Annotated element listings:
— begin —

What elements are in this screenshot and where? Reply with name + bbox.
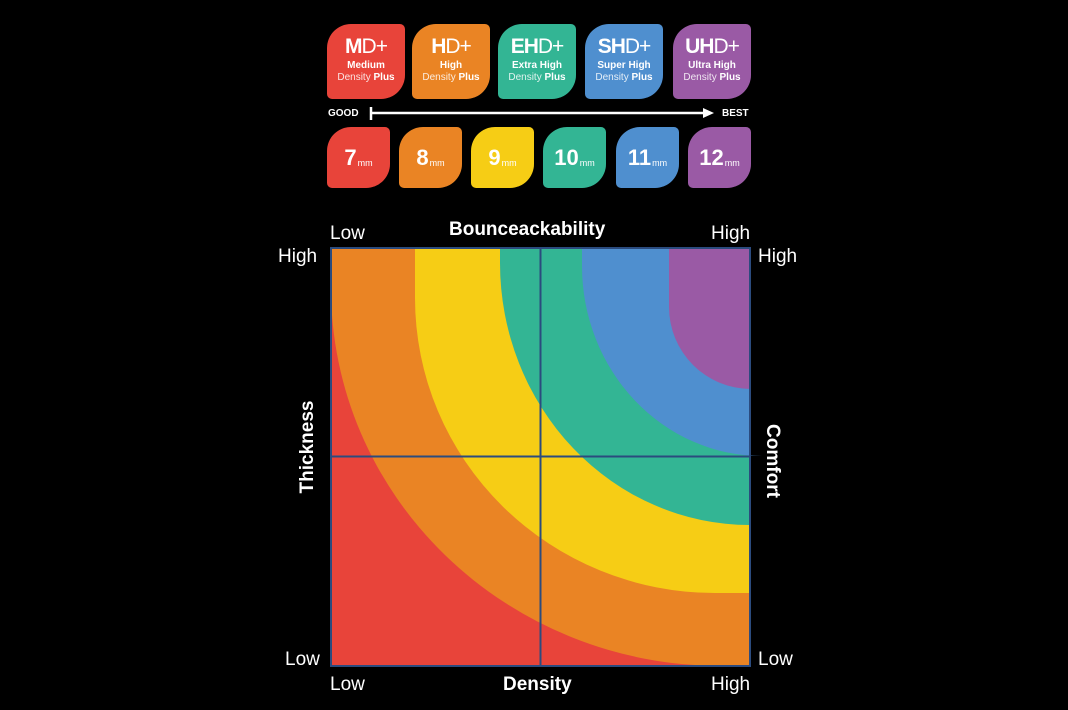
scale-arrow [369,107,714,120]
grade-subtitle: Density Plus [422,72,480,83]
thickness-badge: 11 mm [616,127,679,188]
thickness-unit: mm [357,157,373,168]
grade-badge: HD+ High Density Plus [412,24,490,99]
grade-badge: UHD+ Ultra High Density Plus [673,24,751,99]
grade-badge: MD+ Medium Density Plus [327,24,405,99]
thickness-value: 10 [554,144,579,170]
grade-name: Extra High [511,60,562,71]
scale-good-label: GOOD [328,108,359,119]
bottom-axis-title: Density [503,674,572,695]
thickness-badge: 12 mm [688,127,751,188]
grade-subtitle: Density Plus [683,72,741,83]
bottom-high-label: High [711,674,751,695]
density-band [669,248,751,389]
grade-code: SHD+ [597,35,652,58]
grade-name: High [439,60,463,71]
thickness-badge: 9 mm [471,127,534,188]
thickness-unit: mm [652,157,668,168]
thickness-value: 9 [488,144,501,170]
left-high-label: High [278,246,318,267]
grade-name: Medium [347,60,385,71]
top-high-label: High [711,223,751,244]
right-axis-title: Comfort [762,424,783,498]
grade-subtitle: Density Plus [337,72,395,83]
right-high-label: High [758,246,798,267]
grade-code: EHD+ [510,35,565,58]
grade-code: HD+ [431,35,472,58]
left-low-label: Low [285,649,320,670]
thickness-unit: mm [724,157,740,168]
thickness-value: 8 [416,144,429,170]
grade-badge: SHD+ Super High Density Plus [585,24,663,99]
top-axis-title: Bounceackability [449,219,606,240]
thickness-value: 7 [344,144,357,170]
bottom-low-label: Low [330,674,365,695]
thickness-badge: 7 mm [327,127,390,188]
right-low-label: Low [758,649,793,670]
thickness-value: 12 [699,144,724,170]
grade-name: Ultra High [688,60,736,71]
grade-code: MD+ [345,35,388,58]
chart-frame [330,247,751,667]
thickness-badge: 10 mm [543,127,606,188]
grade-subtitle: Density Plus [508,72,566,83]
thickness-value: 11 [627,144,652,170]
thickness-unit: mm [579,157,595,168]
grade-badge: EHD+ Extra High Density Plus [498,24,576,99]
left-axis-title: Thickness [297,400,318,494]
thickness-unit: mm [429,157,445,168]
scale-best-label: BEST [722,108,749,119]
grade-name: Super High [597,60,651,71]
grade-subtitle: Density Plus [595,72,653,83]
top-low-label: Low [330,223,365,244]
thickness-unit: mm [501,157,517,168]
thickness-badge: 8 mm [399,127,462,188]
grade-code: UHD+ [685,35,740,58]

— end —

Print every line of the records above word for word, leaving out the pictures.

What elements are in this screenshot and where? Reply with name + bbox.
scale-arrow [369,107,714,120]
grade-subtitle: Density Plus [422,72,480,83]
thickness-badge: 11 mm [616,127,679,188]
thickness-unit: mm [357,157,373,168]
grade-badge: HD+ High Density Plus [412,24,490,99]
grade-badge: UHD+ Ultra High Density Plus [673,24,751,99]
grade-badge: MD+ Medium Density Plus [327,24,405,99]
thickness-value: 10 [554,144,579,170]
grade-name: Extra High [511,60,562,71]
scale-good-label: GOOD [328,108,359,119]
bottom-axis-title: Density [503,674,572,695]
thickness-badge: 12 mm [688,127,751,188]
grade-subtitle: Density Plus [683,72,741,83]
bottom-high-label: High [711,674,751,695]
density-band [669,248,751,389]
grade-code: SHD+ [597,35,652,58]
grade-name: High [439,60,463,71]
thickness-badge: 9 mm [471,127,534,188]
thickness-unit: mm [652,157,668,168]
thickness-value: 9 [488,144,501,170]
left-high-label: High [278,246,318,267]
grade-name: Medium [347,60,385,71]
top-high-label: High [711,223,751,244]
right-axis-title: Comfort [762,424,783,498]
grade-subtitle: Density Plus [337,72,395,83]
right-high-label: High [758,246,798,267]
grade-code: EHD+ [510,35,565,58]
grade-code: HD+ [431,35,472,58]
left-low-label: Low [285,649,320,670]
thickness-unit: mm [724,157,740,168]
thickness-value: 8 [416,144,429,170]
grade-badge: SHD+ Super High Density Plus [585,24,663,99]
top-axis-title: Bounceackability [449,219,606,240]
thickness-value: 7 [344,144,357,170]
bottom-low-label: Low [330,674,365,695]
thickness-badge: 7 mm [327,127,390,188]
right-low-label: Low [758,649,793,670]
thickness-value: 12 [699,144,724,170]
grade-name: Ultra High [688,60,736,71]
grade-code: MD+ [345,35,388,58]
chart-frame [330,247,751,667]
thickness-badge: 10 mm [543,127,606,188]
grade-subtitle: Density Plus [508,72,566,83]
thickness-value: 11 [627,144,652,170]
thickness-unit: mm [579,157,595,168]
grade-badge: EHD+ Extra High Density Plus [498,24,576,99]
left-axis-title: Thickness [297,400,318,494]
thickness-unit: mm [429,157,445,168]
scale-best-label: BEST [722,108,749,119]
grade-name: Super High [597,60,651,71]
grade-subtitle: Density Plus [595,72,653,83]
top-low-label: Low [330,223,365,244]
thickness-unit: mm [501,157,517,168]
thickness-badge: 8 mm [399,127,462,188]
grade-code: UHD+ [685,35,740,58]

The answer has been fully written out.